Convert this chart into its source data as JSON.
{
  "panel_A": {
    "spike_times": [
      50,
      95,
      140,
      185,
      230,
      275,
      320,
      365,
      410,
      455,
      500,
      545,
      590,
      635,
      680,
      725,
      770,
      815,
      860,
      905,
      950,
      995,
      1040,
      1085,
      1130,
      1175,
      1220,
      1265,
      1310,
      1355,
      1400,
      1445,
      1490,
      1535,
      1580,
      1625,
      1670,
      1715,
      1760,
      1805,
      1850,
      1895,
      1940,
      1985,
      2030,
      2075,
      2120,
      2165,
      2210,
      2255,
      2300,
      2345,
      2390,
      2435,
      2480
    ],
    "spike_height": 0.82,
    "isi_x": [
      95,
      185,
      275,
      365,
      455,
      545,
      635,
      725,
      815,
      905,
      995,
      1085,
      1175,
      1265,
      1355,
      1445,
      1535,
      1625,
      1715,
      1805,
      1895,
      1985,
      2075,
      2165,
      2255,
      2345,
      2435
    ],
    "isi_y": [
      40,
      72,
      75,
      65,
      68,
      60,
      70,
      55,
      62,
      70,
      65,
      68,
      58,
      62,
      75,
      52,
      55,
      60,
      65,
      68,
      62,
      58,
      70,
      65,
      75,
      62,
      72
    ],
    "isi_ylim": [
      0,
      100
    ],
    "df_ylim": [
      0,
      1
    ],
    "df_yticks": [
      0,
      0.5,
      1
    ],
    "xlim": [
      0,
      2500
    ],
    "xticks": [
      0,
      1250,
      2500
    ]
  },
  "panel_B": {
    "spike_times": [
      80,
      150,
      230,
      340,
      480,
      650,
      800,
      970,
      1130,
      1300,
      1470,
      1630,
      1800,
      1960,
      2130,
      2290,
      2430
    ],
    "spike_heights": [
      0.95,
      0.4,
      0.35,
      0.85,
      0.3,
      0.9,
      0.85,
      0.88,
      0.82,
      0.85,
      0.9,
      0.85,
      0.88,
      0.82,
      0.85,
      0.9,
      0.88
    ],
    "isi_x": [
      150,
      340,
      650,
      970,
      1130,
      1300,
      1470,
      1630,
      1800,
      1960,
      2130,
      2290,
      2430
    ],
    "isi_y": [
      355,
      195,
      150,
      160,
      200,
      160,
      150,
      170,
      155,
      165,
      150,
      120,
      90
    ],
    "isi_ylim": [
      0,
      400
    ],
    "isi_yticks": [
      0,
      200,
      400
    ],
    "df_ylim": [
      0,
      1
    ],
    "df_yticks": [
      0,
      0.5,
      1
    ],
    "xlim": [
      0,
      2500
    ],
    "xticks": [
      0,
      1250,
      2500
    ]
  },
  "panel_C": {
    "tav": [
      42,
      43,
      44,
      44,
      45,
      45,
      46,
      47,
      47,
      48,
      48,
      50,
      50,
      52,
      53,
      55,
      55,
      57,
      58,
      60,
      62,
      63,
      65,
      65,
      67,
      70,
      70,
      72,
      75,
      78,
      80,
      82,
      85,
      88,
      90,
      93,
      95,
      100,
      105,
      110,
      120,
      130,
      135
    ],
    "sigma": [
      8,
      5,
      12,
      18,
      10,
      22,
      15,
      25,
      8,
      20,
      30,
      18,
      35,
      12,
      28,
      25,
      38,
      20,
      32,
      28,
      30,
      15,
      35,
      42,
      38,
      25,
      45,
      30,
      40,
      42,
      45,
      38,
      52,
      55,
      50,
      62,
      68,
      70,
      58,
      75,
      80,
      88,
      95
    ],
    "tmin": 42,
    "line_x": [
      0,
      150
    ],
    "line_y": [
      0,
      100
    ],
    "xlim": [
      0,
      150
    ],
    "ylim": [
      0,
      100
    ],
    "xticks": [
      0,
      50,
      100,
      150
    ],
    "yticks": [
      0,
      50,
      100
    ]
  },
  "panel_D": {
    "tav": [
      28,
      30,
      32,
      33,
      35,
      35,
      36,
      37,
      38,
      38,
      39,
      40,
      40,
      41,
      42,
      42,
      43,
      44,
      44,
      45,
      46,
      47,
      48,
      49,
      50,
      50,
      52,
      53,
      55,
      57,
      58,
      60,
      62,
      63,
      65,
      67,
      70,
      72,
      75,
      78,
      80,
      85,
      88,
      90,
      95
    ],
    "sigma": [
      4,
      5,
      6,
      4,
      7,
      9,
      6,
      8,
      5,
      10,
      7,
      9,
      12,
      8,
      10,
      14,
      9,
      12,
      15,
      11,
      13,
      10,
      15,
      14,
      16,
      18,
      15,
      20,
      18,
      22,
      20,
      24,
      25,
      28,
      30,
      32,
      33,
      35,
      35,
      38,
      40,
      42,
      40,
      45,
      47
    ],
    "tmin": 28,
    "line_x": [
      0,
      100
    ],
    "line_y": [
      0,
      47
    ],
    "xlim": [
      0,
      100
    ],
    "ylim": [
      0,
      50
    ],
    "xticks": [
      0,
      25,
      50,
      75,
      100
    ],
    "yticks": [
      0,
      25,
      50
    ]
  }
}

> What the task requires:
Pull out each record as written and restate it exactly.

> Answer to this exercise:
Convert this chart into its source data as JSON.
{
  "panel_A": {
    "spike_times": [
      50,
      95,
      140,
      185,
      230,
      275,
      320,
      365,
      410,
      455,
      500,
      545,
      590,
      635,
      680,
      725,
      770,
      815,
      860,
      905,
      950,
      995,
      1040,
      1085,
      1130,
      1175,
      1220,
      1265,
      1310,
      1355,
      1400,
      1445,
      1490,
      1535,
      1580,
      1625,
      1670,
      1715,
      1760,
      1805,
      1850,
      1895,
      1940,
      1985,
      2030,
      2075,
      2120,
      2165,
      2210,
      2255,
      2300,
      2345,
      2390,
      2435,
      2480
    ],
    "spike_height": 0.82,
    "isi_x": [
      95,
      185,
      275,
      365,
      455,
      545,
      635,
      725,
      815,
      905,
      995,
      1085,
      1175,
      1265,
      1355,
      1445,
      1535,
      1625,
      1715,
      1805,
      1895,
      1985,
      2075,
      2165,
      2255,
      2345,
      2435
    ],
    "isi_y": [
      40,
      72,
      75,
      65,
      68,
      60,
      70,
      55,
      62,
      70,
      65,
      68,
      58,
      62,
      75,
      52,
      55,
      60,
      65,
      68,
      62,
      58,
      70,
      65,
      75,
      62,
      72
    ],
    "isi_ylim": [
      0,
      100
    ],
    "df_ylim": [
      0,
      1
    ],
    "df_yticks": [
      0,
      0.5,
      1
    ],
    "xlim": [
      0,
      2500
    ],
    "xticks": [
      0,
      1250,
      2500
    ]
  },
  "panel_B": {
    "spike_times": [
      80,
      150,
      230,
      340,
      480,
      650,
      800,
      970,
      1130,
      1300,
      1470,
      1630,
      1800,
      1960,
      2130,
      2290,
      2430
    ],
    "spike_heights": [
      0.95,
      0.4,
      0.35,
      0.85,
      0.3,
      0.9,
      0.85,
      0.88,
      0.82,
      0.85,
      0.9,
      0.85,
      0.88,
      0.82,
      0.85,
      0.9,
      0.88
    ],
    "isi_x": [
      150,
      340,
      650,
      970,
      1130,
      1300,
      1470,
      1630,
      1800,
      1960,
      2130,
      2290,
      2430
    ],
    "isi_y": [
      355,
      195,
      150,
      160,
      200,
      160,
      150,
      170,
      155,
      165,
      150,
      120,
      90
    ],
    "isi_ylim": [
      0,
      400
    ],
    "isi_yticks": [
      0,
      200,
      400
    ],
    "df_ylim": [
      0,
      1
    ],
    "df_yticks": [
      0,
      0.5,
      1
    ],
    "xlim": [
      0,
      2500
    ],
    "xticks": [
      0,
      1250,
      2500
    ]
  },
  "panel_C": {
    "tav": [
      42,
      43,
      44,
      44,
      45,
      45,
      46,
      47,
      47,
      48,
      48,
      50,
      50,
      52,
      53,
      55,
      55,
      57,
      58,
      60,
      62,
      63,
      65,
      65,
      67,
      70,
      70,
      72,
      75,
      78,
      80,
      82,
      85,
      88,
      90,
      93,
      95,
      100,
      105,
      110,
      120,
      130,
      135
    ],
    "sigma": [
      8,
      5,
      12,
      18,
      10,
      22,
      15,
      25,
      8,
      20,
      30,
      18,
      35,
      12,
      28,
      25,
      38,
      20,
      32,
      28,
      30,
      15,
      35,
      42,
      38,
      25,
      45,
      30,
      40,
      42,
      45,
      38,
      52,
      55,
      50,
      62,
      68,
      70,
      58,
      75,
      80,
      88,
      95
    ],
    "tmin": 42,
    "line_x": [
      0,
      150
    ],
    "line_y": [
      0,
      100
    ],
    "xlim": [
      0,
      150
    ],
    "ylim": [
      0,
      100
    ],
    "xticks": [
      0,
      50,
      100,
      150
    ],
    "yticks": [
      0,
      50,
      100
    ]
  },
  "panel_D": {
    "tav": [
      28,
      30,
      32,
      33,
      35,
      35,
      36,
      37,
      38,
      38,
      39,
      40,
      40,
      41,
      42,
      42,
      43,
      44,
      44,
      45,
      46,
      47,
      48,
      49,
      50,
      50,
      52,
      53,
      55,
      57,
      58,
      60,
      62,
      63,
      65,
      67,
      70,
      72,
      75,
      78,
      80,
      85,
      88,
      90,
      95
    ],
    "sigma": [
      4,
      5,
      6,
      4,
      7,
      9,
      6,
      8,
      5,
      10,
      7,
      9,
      12,
      8,
      10,
      14,
      9,
      12,
      15,
      11,
      13,
      10,
      15,
      14,
      16,
      18,
      15,
      20,
      18,
      22,
      20,
      24,
      25,
      28,
      30,
      32,
      33,
      35,
      35,
      38,
      40,
      42,
      40,
      45,
      47
    ],
    "tmin": 28,
    "line_x": [
      0,
      100
    ],
    "line_y": [
      0,
      47
    ],
    "xlim": [
      0,
      100
    ],
    "ylim": [
      0,
      50
    ],
    "xticks": [
      0,
      25,
      50,
      75,
      100
    ],
    "yticks": [
      0,
      25,
      50
    ]
  }
}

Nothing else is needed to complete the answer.